Problem requirements:
Could you rewrite the records from their first line through the line containing "tag-check-icon[interactable] <box>125 48", substituting "list-item" for "tree-item" and leaving everything else unchanged?

Layout element entries:
◇ ◇ ◇ ◇

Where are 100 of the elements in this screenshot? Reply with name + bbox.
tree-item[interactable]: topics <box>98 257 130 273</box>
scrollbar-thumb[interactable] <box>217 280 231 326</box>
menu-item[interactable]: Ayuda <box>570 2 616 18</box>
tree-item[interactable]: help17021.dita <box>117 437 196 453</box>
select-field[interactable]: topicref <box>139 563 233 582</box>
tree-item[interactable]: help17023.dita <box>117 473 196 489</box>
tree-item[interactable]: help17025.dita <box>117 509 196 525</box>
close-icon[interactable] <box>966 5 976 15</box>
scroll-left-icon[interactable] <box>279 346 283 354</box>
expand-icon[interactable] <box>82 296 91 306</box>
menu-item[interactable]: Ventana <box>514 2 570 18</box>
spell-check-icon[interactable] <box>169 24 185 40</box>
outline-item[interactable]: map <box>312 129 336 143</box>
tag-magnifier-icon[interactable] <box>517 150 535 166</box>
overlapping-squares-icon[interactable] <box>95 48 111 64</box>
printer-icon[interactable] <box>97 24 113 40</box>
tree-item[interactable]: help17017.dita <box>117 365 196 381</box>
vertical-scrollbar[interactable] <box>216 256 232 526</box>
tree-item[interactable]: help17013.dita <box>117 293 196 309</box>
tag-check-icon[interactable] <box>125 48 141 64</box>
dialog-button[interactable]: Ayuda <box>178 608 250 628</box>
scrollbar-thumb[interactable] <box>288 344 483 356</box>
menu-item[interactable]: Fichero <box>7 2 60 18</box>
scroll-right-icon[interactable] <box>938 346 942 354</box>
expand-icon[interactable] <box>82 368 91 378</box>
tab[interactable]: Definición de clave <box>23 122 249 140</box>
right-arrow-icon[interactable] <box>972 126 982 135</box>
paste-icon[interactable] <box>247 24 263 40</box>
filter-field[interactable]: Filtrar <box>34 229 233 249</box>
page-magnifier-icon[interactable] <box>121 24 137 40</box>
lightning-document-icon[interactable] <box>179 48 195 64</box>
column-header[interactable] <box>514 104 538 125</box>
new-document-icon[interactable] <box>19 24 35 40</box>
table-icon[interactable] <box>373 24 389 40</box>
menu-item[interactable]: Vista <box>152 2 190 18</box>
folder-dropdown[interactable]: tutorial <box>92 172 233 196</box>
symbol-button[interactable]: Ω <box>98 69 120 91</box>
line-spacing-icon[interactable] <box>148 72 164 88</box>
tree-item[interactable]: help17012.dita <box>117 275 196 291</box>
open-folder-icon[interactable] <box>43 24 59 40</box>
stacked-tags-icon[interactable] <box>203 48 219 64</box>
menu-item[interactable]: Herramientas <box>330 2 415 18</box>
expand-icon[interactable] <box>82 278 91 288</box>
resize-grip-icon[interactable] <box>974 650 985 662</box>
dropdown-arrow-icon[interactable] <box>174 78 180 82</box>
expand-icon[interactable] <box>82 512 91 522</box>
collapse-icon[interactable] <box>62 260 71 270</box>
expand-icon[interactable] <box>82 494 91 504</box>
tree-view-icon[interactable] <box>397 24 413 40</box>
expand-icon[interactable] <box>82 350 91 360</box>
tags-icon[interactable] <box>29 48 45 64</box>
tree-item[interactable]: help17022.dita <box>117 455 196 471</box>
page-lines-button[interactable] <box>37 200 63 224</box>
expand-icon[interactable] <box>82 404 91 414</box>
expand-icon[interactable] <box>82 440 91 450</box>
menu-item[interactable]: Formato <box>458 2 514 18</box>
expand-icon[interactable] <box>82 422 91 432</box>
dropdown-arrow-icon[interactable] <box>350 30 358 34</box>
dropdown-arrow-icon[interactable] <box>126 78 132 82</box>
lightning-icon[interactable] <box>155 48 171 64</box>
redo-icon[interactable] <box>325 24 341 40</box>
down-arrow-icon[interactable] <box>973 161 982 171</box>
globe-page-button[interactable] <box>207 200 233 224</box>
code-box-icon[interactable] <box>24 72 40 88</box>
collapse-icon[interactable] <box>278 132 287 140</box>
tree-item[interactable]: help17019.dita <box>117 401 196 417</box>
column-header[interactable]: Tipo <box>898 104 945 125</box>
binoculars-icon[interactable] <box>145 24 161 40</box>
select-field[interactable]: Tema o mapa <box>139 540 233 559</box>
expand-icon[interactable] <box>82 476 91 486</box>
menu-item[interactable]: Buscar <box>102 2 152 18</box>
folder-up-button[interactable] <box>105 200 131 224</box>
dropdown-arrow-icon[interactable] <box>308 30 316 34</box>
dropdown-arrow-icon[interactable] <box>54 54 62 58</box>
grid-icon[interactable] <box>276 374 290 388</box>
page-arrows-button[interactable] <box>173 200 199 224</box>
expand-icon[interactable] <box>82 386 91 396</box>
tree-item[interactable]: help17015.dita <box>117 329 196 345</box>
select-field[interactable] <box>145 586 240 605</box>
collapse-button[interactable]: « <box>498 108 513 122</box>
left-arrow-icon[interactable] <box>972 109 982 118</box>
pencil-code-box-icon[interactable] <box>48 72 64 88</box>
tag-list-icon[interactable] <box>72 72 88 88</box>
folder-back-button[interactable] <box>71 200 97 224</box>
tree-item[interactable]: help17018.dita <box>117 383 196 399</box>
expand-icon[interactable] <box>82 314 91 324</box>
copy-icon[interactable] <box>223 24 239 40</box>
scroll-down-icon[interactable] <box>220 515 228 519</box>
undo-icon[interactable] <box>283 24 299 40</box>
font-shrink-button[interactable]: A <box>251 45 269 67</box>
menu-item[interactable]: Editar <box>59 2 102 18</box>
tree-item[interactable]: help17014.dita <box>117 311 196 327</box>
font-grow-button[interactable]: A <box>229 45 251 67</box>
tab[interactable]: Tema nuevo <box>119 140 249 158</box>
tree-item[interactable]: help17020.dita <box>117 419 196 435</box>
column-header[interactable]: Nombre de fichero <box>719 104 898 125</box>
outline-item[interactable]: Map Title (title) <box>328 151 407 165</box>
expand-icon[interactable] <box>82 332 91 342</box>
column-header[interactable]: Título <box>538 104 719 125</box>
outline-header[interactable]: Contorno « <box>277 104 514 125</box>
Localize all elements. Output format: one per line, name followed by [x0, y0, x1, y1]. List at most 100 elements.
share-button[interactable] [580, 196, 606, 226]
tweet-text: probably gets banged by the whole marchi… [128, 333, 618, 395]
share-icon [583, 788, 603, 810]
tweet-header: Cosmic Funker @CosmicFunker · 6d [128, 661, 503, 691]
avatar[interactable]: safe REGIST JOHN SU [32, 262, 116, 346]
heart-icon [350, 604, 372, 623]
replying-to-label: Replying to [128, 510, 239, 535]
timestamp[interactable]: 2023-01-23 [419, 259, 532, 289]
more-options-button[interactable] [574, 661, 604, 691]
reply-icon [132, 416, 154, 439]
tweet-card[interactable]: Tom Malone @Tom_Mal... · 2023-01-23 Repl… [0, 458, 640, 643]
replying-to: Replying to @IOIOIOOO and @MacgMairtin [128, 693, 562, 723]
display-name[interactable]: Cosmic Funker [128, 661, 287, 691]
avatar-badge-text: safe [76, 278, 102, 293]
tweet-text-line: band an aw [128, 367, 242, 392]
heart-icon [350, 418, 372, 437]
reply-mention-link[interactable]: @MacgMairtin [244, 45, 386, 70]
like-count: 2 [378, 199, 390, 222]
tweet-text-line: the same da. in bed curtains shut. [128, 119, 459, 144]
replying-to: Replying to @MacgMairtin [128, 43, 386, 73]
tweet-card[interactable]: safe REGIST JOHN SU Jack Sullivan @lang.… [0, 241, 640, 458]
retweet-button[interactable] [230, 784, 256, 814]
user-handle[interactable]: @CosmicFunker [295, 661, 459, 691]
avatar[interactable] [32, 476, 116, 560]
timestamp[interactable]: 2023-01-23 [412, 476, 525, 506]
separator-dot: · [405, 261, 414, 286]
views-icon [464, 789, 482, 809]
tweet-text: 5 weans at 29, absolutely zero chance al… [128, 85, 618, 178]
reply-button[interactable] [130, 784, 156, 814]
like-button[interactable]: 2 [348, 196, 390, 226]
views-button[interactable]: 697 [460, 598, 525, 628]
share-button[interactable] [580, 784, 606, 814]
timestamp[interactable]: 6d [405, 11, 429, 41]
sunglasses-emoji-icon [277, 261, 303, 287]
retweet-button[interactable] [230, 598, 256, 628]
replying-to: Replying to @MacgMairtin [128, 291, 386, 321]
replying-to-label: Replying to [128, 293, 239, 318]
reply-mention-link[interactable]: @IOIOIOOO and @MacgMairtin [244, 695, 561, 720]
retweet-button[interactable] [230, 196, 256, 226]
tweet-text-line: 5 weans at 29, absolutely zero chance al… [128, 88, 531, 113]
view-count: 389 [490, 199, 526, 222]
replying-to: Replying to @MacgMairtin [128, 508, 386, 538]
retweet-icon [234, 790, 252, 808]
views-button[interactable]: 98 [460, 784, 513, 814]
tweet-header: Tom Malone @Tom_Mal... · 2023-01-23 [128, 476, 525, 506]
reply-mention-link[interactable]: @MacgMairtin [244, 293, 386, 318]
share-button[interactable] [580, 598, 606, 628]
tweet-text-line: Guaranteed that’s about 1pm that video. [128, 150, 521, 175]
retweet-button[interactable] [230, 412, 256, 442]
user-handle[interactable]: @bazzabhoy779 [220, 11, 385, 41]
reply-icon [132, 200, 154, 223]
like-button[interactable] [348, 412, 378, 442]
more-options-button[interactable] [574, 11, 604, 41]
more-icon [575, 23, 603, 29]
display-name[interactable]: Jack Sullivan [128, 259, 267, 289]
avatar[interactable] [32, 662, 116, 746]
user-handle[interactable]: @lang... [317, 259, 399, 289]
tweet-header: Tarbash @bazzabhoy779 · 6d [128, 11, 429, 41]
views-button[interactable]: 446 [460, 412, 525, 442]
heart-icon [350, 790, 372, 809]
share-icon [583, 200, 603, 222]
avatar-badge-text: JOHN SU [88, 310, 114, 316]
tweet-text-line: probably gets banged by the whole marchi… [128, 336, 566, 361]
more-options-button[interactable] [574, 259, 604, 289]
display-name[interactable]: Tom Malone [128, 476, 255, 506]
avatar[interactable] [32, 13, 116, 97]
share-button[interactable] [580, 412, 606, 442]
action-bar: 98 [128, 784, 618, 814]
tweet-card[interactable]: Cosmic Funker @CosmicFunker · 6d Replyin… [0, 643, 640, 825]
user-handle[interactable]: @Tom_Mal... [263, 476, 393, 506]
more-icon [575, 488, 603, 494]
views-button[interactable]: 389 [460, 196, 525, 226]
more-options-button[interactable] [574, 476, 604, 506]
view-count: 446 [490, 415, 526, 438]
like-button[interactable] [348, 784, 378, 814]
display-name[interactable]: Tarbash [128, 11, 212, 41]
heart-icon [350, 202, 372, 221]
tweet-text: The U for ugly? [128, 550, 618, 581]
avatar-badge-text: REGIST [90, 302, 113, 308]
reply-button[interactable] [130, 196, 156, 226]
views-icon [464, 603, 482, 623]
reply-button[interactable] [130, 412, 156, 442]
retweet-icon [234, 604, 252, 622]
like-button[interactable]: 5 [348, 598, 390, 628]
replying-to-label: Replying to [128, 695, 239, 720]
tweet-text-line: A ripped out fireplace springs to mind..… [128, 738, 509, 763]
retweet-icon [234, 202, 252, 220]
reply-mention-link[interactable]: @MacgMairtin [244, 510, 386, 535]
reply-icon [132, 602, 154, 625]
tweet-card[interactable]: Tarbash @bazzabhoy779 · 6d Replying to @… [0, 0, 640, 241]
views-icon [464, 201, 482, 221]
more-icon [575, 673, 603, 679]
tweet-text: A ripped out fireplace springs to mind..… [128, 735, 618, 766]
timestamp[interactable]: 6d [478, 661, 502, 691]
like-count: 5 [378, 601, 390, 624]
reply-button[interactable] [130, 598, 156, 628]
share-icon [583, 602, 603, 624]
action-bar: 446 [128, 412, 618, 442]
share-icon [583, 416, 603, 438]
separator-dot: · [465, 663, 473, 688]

◇ ◇ ◇ ◇

Output of the task:
Where are 100 of the elements in this screenshot? Reply with name + bbox.
list-item[interactable]: topics <box>98 257 130 273</box>
scrollbar-thumb[interactable] <box>217 280 231 326</box>
menu-item[interactable]: Ayuda <box>570 2 616 18</box>
list-item[interactable]: help17021.dita <box>117 437 196 453</box>
select-field[interactable]: topicref <box>139 563 233 582</box>
list-item[interactable]: help17023.dita <box>117 473 196 489</box>
list-item[interactable]: help17025.dita <box>117 509 196 525</box>
close-icon[interactable] <box>966 5 976 15</box>
scroll-left-icon[interactable] <box>279 346 283 354</box>
expand-icon[interactable] <box>82 296 91 306</box>
menu-item[interactable]: Ventana <box>514 2 570 18</box>
spell-check-icon[interactable] <box>169 24 185 40</box>
outline-item[interactable]: map <box>312 129 336 143</box>
tag-magnifier-icon[interactable] <box>517 150 535 166</box>
overlapping-squares-icon[interactable] <box>95 48 111 64</box>
printer-icon[interactable] <box>97 24 113 40</box>
list-item[interactable]: help17017.dita <box>117 365 196 381</box>
vertical-scrollbar[interactable] <box>216 256 232 526</box>
list-item[interactable]: help17013.dita <box>117 293 196 309</box>
tag-check-icon[interactable] <box>125 48 141 64</box>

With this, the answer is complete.